- [GOAL] Your task is to print every entry below exactly as given.

(Stored items)
* * *

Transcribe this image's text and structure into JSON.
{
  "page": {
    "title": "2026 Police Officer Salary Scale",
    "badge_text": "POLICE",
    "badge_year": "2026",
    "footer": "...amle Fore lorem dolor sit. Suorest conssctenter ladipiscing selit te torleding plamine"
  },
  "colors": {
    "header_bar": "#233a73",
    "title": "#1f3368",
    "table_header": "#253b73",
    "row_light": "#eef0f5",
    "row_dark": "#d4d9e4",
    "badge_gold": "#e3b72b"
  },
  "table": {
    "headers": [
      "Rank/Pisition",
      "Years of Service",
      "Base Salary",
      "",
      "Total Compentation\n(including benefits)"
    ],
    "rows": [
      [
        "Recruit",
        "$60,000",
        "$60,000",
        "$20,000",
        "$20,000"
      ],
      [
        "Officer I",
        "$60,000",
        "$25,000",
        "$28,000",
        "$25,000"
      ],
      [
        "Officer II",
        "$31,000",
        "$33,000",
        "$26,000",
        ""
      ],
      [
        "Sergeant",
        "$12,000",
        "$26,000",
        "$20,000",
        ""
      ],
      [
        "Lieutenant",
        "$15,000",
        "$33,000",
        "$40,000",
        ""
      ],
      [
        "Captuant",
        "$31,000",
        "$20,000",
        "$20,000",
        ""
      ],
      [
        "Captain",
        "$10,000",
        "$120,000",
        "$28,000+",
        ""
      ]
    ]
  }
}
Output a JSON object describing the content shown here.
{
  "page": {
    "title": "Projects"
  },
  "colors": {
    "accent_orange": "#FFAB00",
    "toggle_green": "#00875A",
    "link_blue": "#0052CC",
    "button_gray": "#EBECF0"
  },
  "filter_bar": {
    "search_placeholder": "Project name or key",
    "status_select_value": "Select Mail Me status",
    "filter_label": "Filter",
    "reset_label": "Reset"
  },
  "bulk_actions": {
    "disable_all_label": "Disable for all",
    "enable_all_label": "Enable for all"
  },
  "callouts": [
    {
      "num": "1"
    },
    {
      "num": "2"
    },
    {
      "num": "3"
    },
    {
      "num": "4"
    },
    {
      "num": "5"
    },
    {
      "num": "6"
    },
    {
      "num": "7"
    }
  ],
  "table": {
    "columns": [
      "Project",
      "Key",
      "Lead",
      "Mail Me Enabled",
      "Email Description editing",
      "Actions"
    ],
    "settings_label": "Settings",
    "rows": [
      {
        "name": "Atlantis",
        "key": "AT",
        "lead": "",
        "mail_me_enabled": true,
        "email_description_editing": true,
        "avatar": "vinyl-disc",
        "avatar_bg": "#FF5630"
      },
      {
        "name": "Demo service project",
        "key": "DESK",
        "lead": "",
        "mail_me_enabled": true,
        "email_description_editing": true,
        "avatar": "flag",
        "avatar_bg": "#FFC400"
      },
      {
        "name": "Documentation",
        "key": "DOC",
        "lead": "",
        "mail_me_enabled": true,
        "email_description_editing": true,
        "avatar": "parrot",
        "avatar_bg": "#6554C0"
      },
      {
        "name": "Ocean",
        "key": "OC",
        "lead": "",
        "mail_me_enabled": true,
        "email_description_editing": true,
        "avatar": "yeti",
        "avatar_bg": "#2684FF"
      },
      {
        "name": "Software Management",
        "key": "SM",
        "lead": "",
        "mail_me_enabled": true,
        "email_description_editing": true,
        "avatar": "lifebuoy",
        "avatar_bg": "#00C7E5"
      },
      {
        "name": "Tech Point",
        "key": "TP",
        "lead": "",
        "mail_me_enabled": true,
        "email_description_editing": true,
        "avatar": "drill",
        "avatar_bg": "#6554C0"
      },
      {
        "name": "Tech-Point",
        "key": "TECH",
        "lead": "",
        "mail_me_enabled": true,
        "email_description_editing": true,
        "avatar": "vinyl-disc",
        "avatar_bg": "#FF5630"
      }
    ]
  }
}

* * *

- [TASK OUTPUT]
Transcribe this image's text and structure into JSON.
{
  "page": {
    "title": "2026 Police Officer Salary Scale",
    "badge_text": "POLICE",
    "badge_year": "2026",
    "footer": "...amle Fore lorem dolor sit. Suorest conssctenter ladipiscing selit te torleding plamine"
  },
  "colors": {
    "header_bar": "#233a73",
    "title": "#1f3368",
    "table_header": "#253b73",
    "row_light": "#eef0f5",
    "row_dark": "#d4d9e4",
    "badge_gold": "#e3b72b"
  },
  "table": {
    "headers": [
      "Rank/Pisition",
      "Years of Service",
      "Base Salary",
      "",
      "Total Compentation\n(including benefits)"
    ],
    "rows": [
      [
        "Recruit",
        "$60,000",
        "$60,000",
        "$20,000",
        "$20,000"
      ],
      [
        "Officer I",
        "$60,000",
        "$25,000",
        "$28,000",
        "$25,000"
      ],
      [
        "Officer II",
        "$31,000",
        "$33,000",
        "$26,000",
        ""
      ],
      [
        "Sergeant",
        "$12,000",
        "$26,000",
        "$20,000",
        ""
      ],
      [
        "Lieutenant",
        "$15,000",
        "$33,000",
        "$40,000",
        ""
      ],
      [
        "Captuant",
        "$31,000",
        "$20,000",
        "$20,000",
        ""
      ],
      [
        "Captain",
        "$10,000",
        "$120,000",
        "$28,000+",
        ""
      ]
    ]
  }
}
Output a JSON object describing the content shown here.
{
  "page": {
    "title": "Projects"
  },
  "colors": {
    "accent_orange": "#FFAB00",
    "toggle_green": "#00875A",
    "link_blue": "#0052CC",
    "button_gray": "#EBECF0"
  },
  "filter_bar": {
    "search_placeholder": "Project name or key",
    "status_select_value": "Select Mail Me status",
    "filter_label": "Filter",
    "reset_label": "Reset"
  },
  "bulk_actions": {
    "disable_all_label": "Disable for all",
    "enable_all_label": "Enable for all"
  },
  "callouts": [
    {
      "num": "1"
    },
    {
      "num": "2"
    },
    {
      "num": "3"
    },
    {
      "num": "4"
    },
    {
      "num": "5"
    },
    {
      "num": "6"
    },
    {
      "num": "7"
    }
  ],
  "table": {
    "columns": [
      "Project",
      "Key",
      "Lead",
      "Mail Me Enabled",
      "Email Description editing",
      "Actions"
    ],
    "settings_label": "Settings",
    "rows": [
      {
        "name": "Atlantis",
        "key": "AT",
        "lead": "",
        "mail_me_enabled": true,
        "email_description_editing": true,
        "avatar": "vinyl-disc",
        "avatar_bg": "#FF5630"
      },
      {
        "name": "Demo service project",
        "key": "DESK",
        "lead": "",
        "mail_me_enabled": true,
        "email_description_editing": true,
        "avatar": "flag",
        "avatar_bg": "#FFC400"
      },
      {
        "name": "Documentation",
        "key": "DOC",
        "lead": "",
        "mail_me_enabled": true,
        "email_description_editing": true,
        "avatar": "parrot",
        "avatar_bg": "#6554C0"
      },
      {
        "name": "Ocean",
        "key": "OC",
        "lead": "",
        "mail_me_enabled": true,
        "email_description_editing": true,
        "avatar": "yeti",
        "avatar_bg": "#2684FF"
      },
      {
        "name": "Software Management",
        "key": "SM",
        "lead": "",
        "mail_me_enabled": true,
        "email_description_editing": true,
        "avatar": "lifebuoy",
        "avatar_bg": "#00C7E5"
      },
      {
        "name": "Tech Point",
        "key": "TP",
        "lead": "",
        "mail_me_enabled": true,
        "email_description_editing": true,
        "avatar": "drill",
        "avatar_bg": "#6554C0"
      },
      {
        "name": "Tech-Point",
        "key": "TECH",
        "lead": "",
        "mail_me_enabled": true,
        "email_description_editing": true,
        "avatar": "vinyl-disc",
        "avatar_bg": "#FF5630"
      }
    ]
  }
}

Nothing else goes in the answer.